Work to complete: Return the listing below unchanged, minus its pictures.

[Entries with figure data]
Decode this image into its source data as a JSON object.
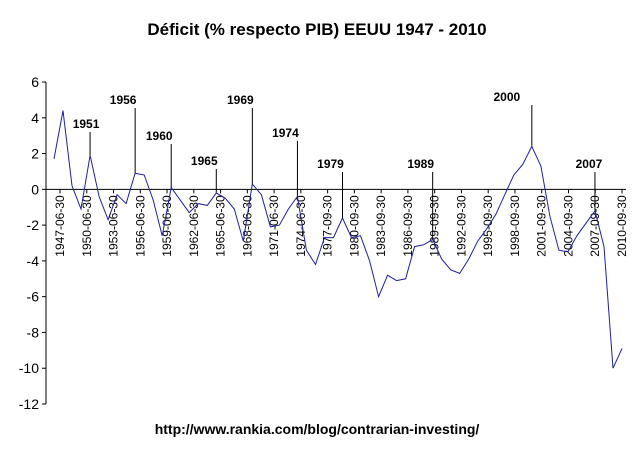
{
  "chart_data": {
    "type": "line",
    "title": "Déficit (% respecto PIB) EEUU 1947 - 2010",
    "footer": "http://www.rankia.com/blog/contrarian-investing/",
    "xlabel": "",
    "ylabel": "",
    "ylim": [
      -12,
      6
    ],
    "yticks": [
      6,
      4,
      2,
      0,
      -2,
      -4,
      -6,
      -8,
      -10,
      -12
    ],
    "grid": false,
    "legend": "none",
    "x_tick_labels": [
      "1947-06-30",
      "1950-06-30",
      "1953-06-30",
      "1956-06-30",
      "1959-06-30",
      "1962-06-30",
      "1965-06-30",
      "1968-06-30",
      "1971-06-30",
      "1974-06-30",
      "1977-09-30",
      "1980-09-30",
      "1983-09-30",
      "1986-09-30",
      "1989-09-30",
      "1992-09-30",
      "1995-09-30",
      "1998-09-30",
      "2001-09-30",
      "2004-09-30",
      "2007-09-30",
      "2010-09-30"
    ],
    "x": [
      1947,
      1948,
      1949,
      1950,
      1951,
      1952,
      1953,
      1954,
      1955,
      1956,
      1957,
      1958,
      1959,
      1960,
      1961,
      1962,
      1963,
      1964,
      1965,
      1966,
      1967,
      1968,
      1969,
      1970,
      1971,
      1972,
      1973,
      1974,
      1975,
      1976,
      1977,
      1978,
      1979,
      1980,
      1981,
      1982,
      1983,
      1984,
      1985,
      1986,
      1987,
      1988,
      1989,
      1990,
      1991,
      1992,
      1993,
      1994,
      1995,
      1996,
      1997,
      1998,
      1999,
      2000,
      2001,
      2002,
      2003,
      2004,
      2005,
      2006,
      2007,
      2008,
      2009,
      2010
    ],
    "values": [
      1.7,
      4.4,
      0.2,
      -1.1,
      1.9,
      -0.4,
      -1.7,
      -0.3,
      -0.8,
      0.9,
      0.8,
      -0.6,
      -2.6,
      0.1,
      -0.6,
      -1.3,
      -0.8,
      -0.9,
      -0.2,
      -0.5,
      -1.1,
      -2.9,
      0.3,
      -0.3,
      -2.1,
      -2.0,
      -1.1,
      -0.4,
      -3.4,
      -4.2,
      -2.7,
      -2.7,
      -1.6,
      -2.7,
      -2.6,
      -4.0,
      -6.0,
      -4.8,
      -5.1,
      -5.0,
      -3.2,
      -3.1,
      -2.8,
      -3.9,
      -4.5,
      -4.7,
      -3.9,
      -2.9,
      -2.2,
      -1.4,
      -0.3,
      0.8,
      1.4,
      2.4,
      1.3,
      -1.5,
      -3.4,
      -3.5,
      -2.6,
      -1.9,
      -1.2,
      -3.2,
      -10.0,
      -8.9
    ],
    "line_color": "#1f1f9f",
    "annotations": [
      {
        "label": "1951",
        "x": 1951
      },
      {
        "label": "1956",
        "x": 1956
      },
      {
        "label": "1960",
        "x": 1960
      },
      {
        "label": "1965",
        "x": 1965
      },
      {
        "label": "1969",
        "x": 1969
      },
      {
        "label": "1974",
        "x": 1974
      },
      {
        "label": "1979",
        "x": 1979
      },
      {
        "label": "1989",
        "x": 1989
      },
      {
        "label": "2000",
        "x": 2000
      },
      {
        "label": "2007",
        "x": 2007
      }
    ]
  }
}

Solved exercise:
Decode this image into its source data as a JSON object.
{
  "chart_data": {
    "type": "line",
    "title": "Déficit (% respecto PIB) EEUU 1947 - 2010",
    "footer": "http://www.rankia.com/blog/contrarian-investing/",
    "xlabel": "",
    "ylabel": "",
    "ylim": [
      -12,
      6
    ],
    "yticks": [
      6,
      4,
      2,
      0,
      -2,
      -4,
      -6,
      -8,
      -10,
      -12
    ],
    "grid": false,
    "legend": "none",
    "x_tick_labels": [
      "1947-06-30",
      "1950-06-30",
      "1953-06-30",
      "1956-06-30",
      "1959-06-30",
      "1962-06-30",
      "1965-06-30",
      "1968-06-30",
      "1971-06-30",
      "1974-06-30",
      "1977-09-30",
      "1980-09-30",
      "1983-09-30",
      "1986-09-30",
      "1989-09-30",
      "1992-09-30",
      "1995-09-30",
      "1998-09-30",
      "2001-09-30",
      "2004-09-30",
      "2007-09-30",
      "2010-09-30"
    ],
    "x": [
      1947,
      1948,
      1949,
      1950,
      1951,
      1952,
      1953,
      1954,
      1955,
      1956,
      1957,
      1958,
      1959,
      1960,
      1961,
      1962,
      1963,
      1964,
      1965,
      1966,
      1967,
      1968,
      1969,
      1970,
      1971,
      1972,
      1973,
      1974,
      1975,
      1976,
      1977,
      1978,
      1979,
      1980,
      1981,
      1982,
      1983,
      1984,
      1985,
      1986,
      1987,
      1988,
      1989,
      1990,
      1991,
      1992,
      1993,
      1994,
      1995,
      1996,
      1997,
      1998,
      1999,
      2000,
      2001,
      2002,
      2003,
      2004,
      2005,
      2006,
      2007,
      2008,
      2009,
      2010
    ],
    "values": [
      1.7,
      4.4,
      0.2,
      -1.1,
      1.9,
      -0.4,
      -1.7,
      -0.3,
      -0.8,
      0.9,
      0.8,
      -0.6,
      -2.6,
      0.1,
      -0.6,
      -1.3,
      -0.8,
      -0.9,
      -0.2,
      -0.5,
      -1.1,
      -2.9,
      0.3,
      -0.3,
      -2.1,
      -2.0,
      -1.1,
      -0.4,
      -3.4,
      -4.2,
      -2.7,
      -2.7,
      -1.6,
      -2.7,
      -2.6,
      -4.0,
      -6.0,
      -4.8,
      -5.1,
      -5.0,
      -3.2,
      -3.1,
      -2.8,
      -3.9,
      -4.5,
      -4.7,
      -3.9,
      -2.9,
      -2.2,
      -1.4,
      -0.3,
      0.8,
      1.4,
      2.4,
      1.3,
      -1.5,
      -3.4,
      -3.5,
      -2.6,
      -1.9,
      -1.2,
      -3.2,
      -10.0,
      -8.9
    ],
    "line_color": "#1f1f9f",
    "annotations": [
      {
        "label": "1951",
        "x": 1951
      },
      {
        "label": "1956",
        "x": 1956
      },
      {
        "label": "1960",
        "x": 1960
      },
      {
        "label": "1965",
        "x": 1965
      },
      {
        "label": "1969",
        "x": 1969
      },
      {
        "label": "1974",
        "x": 1974
      },
      {
        "label": "1979",
        "x": 1979
      },
      {
        "label": "1989",
        "x": 1989
      },
      {
        "label": "2000",
        "x": 2000
      },
      {
        "label": "2007",
        "x": 2007
      }
    ]
  }
}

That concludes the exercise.